EXERCISE TASK » Without the pictures, return all of the material exactly as written.

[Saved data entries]
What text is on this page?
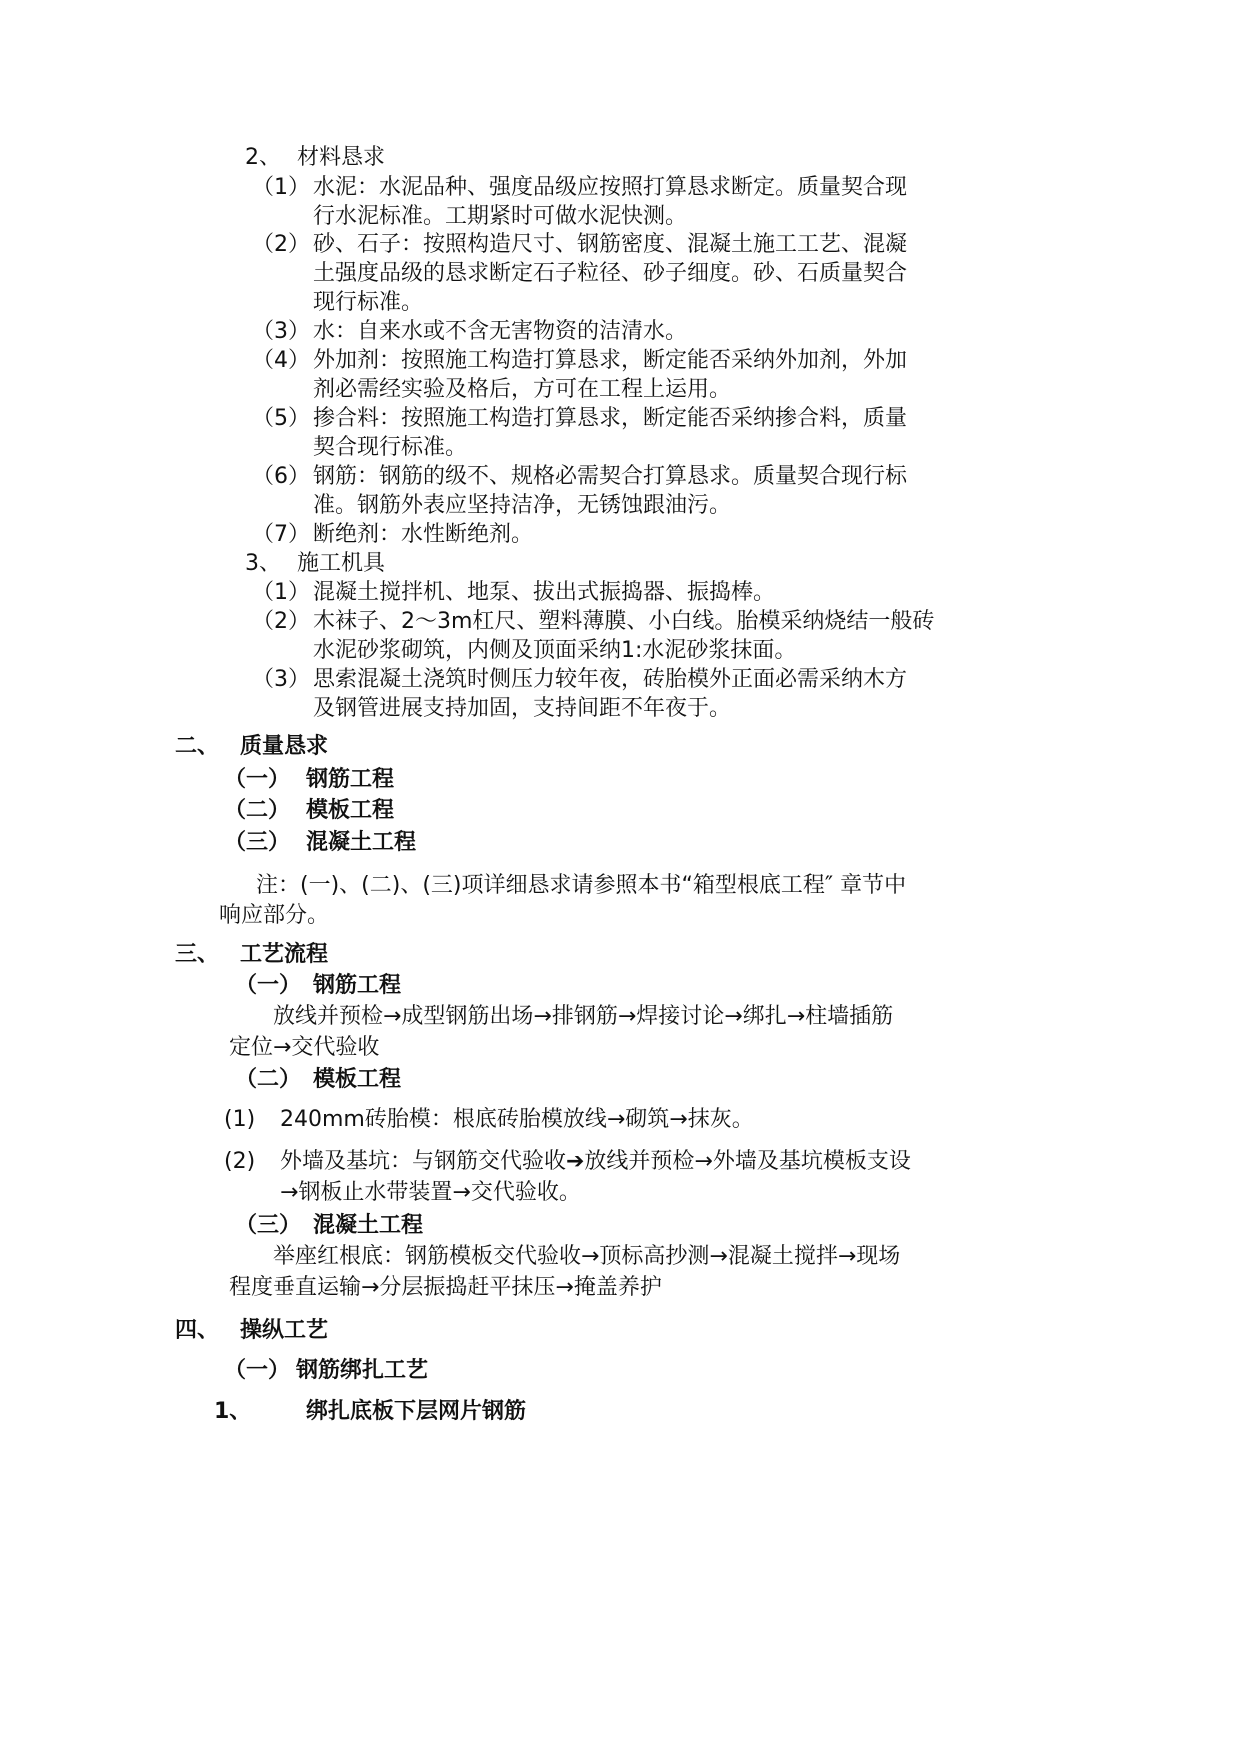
2、 材料恳求
（1） 水泥：水泥品种、强度品级应按照打算恳求断定。质量契合现
行水泥标准。工期紧时可做水泥快测。
（2） 砂、石子：按照构造尺寸、钢筋密度、混凝土施工工艺、混凝
土强度品级的恳求断定石子粒径、砂子细度。砂、石质量契合
现行标准。
（3） 水：自来水或不含无害物资的洁清水。
（4） 外加剂：按照施工构造打算恳求，断定能否采纳外加剂，外加
剂必需经实验及格后，方可在工程上运用。
（5） 掺合料：按照施工构造打算恳求，断定能否采纳掺合料，质量
契合现行标准。
（6） 钢筋：钢筋的级不、规格必需契合打算恳求。质量契合现行标
准。钢筋外表应坚持洁净，无锈蚀跟油污。
（7） 断绝剂：水性断绝剂。
3、 施工机具
（1） 混凝土搅拌机、地泵、拔出式振捣器、振捣棒。
（2） 木袜子、2～3m杠尺、塑料薄膜、小白线。胎模采纳烧结一般砖
水泥砂浆砌筑，内侧及顶面采纳1:水泥砂浆抹面。
（3） 思索混凝土浇筑时侧压力较年夜，砖胎模外正面必需采纳木方
及钢管进展支持加固，支持间距不年夜于。
二、 质量恳求
（一） 钢筋工程
（二） 模板工程
（三） 混凝土工程
注：(一)、(二)、(三)项详细恳求请参照本书“箱型根底工程″ 章节中
响应部分。
三、 工艺流程
（一） 钢筋工程
放线并预检→成型钢筋出场→排钢筋→焊接讨论→绑扎→柱墙插筋
定位→交代验收
（二） 模板工程
(1) 240mm砖胎模：根底砖胎模放线→砌筑→抹灰。
(2) 外墙及基坑：与钢筋交代验收➔放线并预检→外墙及基坑模板支设
→钢板止水带装置→交代验收。
（三） 混凝土工程
举座红根底：钢筋模板交代验收→顶标高抄测→混凝土搅拌→现场
程度垂直运输→分层振捣赶平抹压→掩盖养护
四、 操纵工艺
（一） 钢筋绑扎工艺
1、 绑扎底板下层网片钢筋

RESULT BELOW »
What text is on this page?
2、 材料恳求
（1） 水泥：水泥品种、强度品级应按照打算恳求断定。质量契合现
行水泥标准。工期紧时可做水泥快测。
（2） 砂、石子：按照构造尺寸、钢筋密度、混凝土施工工艺、混凝
土强度品级的恳求断定石子粒径、砂子细度。砂、石质量契合
现行标准。
（3） 水：自来水或不含无害物资的洁清水。
（4） 外加剂：按照施工构造打算恳求，断定能否采纳外加剂，外加
剂必需经实验及格后，方可在工程上运用。
（5） 掺合料：按照施工构造打算恳求，断定能否采纳掺合料，质量
契合现行标准。
（6） 钢筋：钢筋的级不、规格必需契合打算恳求。质量契合现行标
准。钢筋外表应坚持洁净，无锈蚀跟油污。
（7） 断绝剂：水性断绝剂。
3、 施工机具
（1） 混凝土搅拌机、地泵、拔出式振捣器、振捣棒。
（2） 木袜子、2～3m杠尺、塑料薄膜、小白线。胎模采纳烧结一般砖
水泥砂浆砌筑，内侧及顶面采纳1:水泥砂浆抹面。
（3） 思索混凝土浇筑时侧压力较年夜，砖胎模外正面必需采纳木方
及钢管进展支持加固，支持间距不年夜于。
二、 质量恳求
（一） 钢筋工程
（二） 模板工程
（三） 混凝土工程
注：(一)、(二)、(三)项详细恳求请参照本书“箱型根底工程″ 章节中
响应部分。
三、 工艺流程
（一） 钢筋工程
放线并预检→成型钢筋出场→排钢筋→焊接讨论→绑扎→柱墙插筋
定位→交代验收
（二） 模板工程
(1) 240mm砖胎模：根底砖胎模放线→砌筑→抹灰。
(2) 外墙及基坑：与钢筋交代验收➔放线并预检→外墙及基坑模板支设
→钢板止水带装置→交代验收。
（三） 混凝土工程
举座红根底：钢筋模板交代验收→顶标高抄测→混凝土搅拌→现场
程度垂直运输→分层振捣赶平抹压→掩盖养护
四、 操纵工艺
（一） 钢筋绑扎工艺
1、 绑扎底板下层网片钢筋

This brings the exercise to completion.